| Written problem |
Give back the entire listing verbatim.

--- Begin Material supplied ---

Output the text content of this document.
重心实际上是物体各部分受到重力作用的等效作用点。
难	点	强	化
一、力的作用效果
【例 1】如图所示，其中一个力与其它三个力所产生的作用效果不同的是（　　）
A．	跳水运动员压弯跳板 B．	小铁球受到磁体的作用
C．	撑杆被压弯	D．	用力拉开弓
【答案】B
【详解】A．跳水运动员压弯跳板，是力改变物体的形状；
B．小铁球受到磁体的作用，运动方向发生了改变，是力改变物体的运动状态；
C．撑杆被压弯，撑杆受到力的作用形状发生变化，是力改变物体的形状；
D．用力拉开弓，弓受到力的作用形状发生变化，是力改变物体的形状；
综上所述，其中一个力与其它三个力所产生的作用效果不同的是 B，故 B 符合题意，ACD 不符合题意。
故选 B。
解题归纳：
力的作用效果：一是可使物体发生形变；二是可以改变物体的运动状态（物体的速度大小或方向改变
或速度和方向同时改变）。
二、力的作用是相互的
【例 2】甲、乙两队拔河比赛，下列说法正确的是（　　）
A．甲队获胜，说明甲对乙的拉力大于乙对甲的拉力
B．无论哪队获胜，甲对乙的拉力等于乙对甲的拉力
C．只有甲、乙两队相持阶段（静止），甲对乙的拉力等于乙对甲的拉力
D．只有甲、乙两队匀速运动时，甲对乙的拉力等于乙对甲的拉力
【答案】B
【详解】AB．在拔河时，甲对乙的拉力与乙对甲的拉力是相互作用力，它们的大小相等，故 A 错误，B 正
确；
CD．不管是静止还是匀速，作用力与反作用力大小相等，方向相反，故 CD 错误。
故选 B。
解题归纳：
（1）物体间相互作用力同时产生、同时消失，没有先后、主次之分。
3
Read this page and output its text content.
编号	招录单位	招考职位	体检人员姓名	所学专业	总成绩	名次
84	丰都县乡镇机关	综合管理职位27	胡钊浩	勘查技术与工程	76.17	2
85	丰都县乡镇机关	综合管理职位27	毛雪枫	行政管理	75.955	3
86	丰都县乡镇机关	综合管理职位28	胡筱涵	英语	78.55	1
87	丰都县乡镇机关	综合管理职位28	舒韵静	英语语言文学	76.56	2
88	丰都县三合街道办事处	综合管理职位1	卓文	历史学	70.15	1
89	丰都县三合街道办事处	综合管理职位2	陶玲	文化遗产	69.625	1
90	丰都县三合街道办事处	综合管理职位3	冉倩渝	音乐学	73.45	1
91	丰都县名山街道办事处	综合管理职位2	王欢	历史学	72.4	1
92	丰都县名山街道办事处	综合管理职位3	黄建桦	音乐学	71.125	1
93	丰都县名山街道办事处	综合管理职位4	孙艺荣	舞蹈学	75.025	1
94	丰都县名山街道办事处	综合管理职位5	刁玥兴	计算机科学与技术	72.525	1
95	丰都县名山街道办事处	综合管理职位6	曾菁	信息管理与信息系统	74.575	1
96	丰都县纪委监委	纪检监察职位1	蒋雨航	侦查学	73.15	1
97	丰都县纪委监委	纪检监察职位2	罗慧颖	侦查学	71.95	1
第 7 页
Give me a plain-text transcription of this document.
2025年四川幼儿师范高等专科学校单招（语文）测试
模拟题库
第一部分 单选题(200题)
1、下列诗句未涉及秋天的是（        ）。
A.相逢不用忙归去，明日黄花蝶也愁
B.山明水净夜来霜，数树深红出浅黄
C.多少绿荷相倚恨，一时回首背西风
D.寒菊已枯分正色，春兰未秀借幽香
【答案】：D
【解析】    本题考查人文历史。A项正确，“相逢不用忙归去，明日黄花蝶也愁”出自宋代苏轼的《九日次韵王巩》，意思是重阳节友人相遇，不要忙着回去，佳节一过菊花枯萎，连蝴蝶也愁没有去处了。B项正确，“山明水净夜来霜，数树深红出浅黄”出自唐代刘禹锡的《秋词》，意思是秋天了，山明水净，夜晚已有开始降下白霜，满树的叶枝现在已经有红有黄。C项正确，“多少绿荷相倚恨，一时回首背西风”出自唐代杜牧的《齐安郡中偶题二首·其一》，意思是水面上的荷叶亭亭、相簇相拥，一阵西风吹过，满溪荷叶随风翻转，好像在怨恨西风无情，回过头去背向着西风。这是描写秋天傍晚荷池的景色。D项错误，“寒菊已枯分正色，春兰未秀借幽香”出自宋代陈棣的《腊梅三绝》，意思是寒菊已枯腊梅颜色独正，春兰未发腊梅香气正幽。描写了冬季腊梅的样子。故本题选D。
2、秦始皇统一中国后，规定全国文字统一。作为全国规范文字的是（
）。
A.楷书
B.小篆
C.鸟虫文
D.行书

--- End Material supplied ---

| Output for this exercise |
Output the text content of this document.
重心实际上是物体各部分受到重力作用的等效作用点。
难	点	强	化
一、力的作用效果
【例 1】如图所示，其中一个力与其它三个力所产生的作用效果不同的是（　　）
A．	跳水运动员压弯跳板 B．	小铁球受到磁体的作用
C．	撑杆被压弯	D．	用力拉开弓
【答案】B
【详解】A．跳水运动员压弯跳板，是力改变物体的形状；
B．小铁球受到磁体的作用，运动方向发生了改变，是力改变物体的运动状态；
C．撑杆被压弯，撑杆受到力的作用形状发生变化，是力改变物体的形状；
D．用力拉开弓，弓受到力的作用形状发生变化，是力改变物体的形状；
综上所述，其中一个力与其它三个力所产生的作用效果不同的是 B，故 B 符合题意，ACD 不符合题意。
故选 B。
解题归纳：
力的作用效果：一是可使物体发生形变；二是可以改变物体的运动状态（物体的速度大小或方向改变
或速度和方向同时改变）。
二、力的作用是相互的
【例 2】甲、乙两队拔河比赛，下列说法正确的是（　　）
A．甲队获胜，说明甲对乙的拉力大于乙对甲的拉力
B．无论哪队获胜，甲对乙的拉力等于乙对甲的拉力
C．只有甲、乙两队相持阶段（静止），甲对乙的拉力等于乙对甲的拉力
D．只有甲、乙两队匀速运动时，甲对乙的拉力等于乙对甲的拉力
【答案】B
【详解】AB．在拔河时，甲对乙的拉力与乙对甲的拉力是相互作用力，它们的大小相等，故 A 错误，B 正
确；
CD．不管是静止还是匀速，作用力与反作用力大小相等，方向相反，故 CD 错误。
故选 B。
解题归纳：
（1）物体间相互作用力同时产生、同时消失，没有先后、主次之分。
3
Read this page and output its text content.
编号	招录单位	招考职位	体检人员姓名	所学专业	总成绩	名次
84	丰都县乡镇机关	综合管理职位27	胡钊浩	勘查技术与工程	76.17	2
85	丰都县乡镇机关	综合管理职位27	毛雪枫	行政管理	75.955	3
86	丰都县乡镇机关	综合管理职位28	胡筱涵	英语	78.55	1
87	丰都县乡镇机关	综合管理职位28	舒韵静	英语语言文学	76.56	2
88	丰都县三合街道办事处	综合管理职位1	卓文	历史学	70.15	1
89	丰都县三合街道办事处	综合管理职位2	陶玲	文化遗产	69.625	1
90	丰都县三合街道办事处	综合管理职位3	冉倩渝	音乐学	73.45	1
91	丰都县名山街道办事处	综合管理职位2	王欢	历史学	72.4	1
92	丰都县名山街道办事处	综合管理职位3	黄建桦	音乐学	71.125	1
93	丰都县名山街道办事处	综合管理职位4	孙艺荣	舞蹈学	75.025	1
94	丰都县名山街道办事处	综合管理职位5	刁玥兴	计算机科学与技术	72.525	1
95	丰都县名山街道办事处	综合管理职位6	曾菁	信息管理与信息系统	74.575	1
96	丰都县纪委监委	纪检监察职位1	蒋雨航	侦查学	73.15	1
97	丰都县纪委监委	纪检监察职位2	罗慧颖	侦查学	71.95	1
第 7 页
Give me a plain-text transcription of this document.
2025年四川幼儿师范高等专科学校单招（语文）测试
模拟题库
第一部分 单选题(200题)
1、下列诗句未涉及秋天的是（        ）。
A.相逢不用忙归去，明日黄花蝶也愁
B.山明水净夜来霜，数树深红出浅黄
C.多少绿荷相倚恨，一时回首背西风
D.寒菊已枯分正色，春兰未秀借幽香
【答案】：D
【解析】    本题考查人文历史。A项正确，“相逢不用忙归去，明日黄花蝶也愁”出自宋代苏轼的《九日次韵王巩》，意思是重阳节友人相遇，不要忙着回去，佳节一过菊花枯萎，连蝴蝶也愁没有去处了。B项正确，“山明水净夜来霜，数树深红出浅黄”出自唐代刘禹锡的《秋词》，意思是秋天了，山明水净，夜晚已有开始降下白霜，满树的叶枝现在已经有红有黄。C项正确，“多少绿荷相倚恨，一时回首背西风”出自唐代杜牧的《齐安郡中偶题二首·其一》，意思是水面上的荷叶亭亭、相簇相拥，一阵西风吹过，满溪荷叶随风翻转，好像在怨恨西风无情，回过头去背向着西风。这是描写秋天傍晚荷池的景色。D项错误，“寒菊已枯分正色，春兰未秀借幽香”出自宋代陈棣的《腊梅三绝》，意思是寒菊已枯腊梅颜色独正，春兰未发腊梅香气正幽。描写了冬季腊梅的样子。故本题选D。
2、秦始皇统一中国后，规定全国文字统一。作为全国规范文字的是（
）。
A.楷书
B.小篆
C.鸟虫文
D.行书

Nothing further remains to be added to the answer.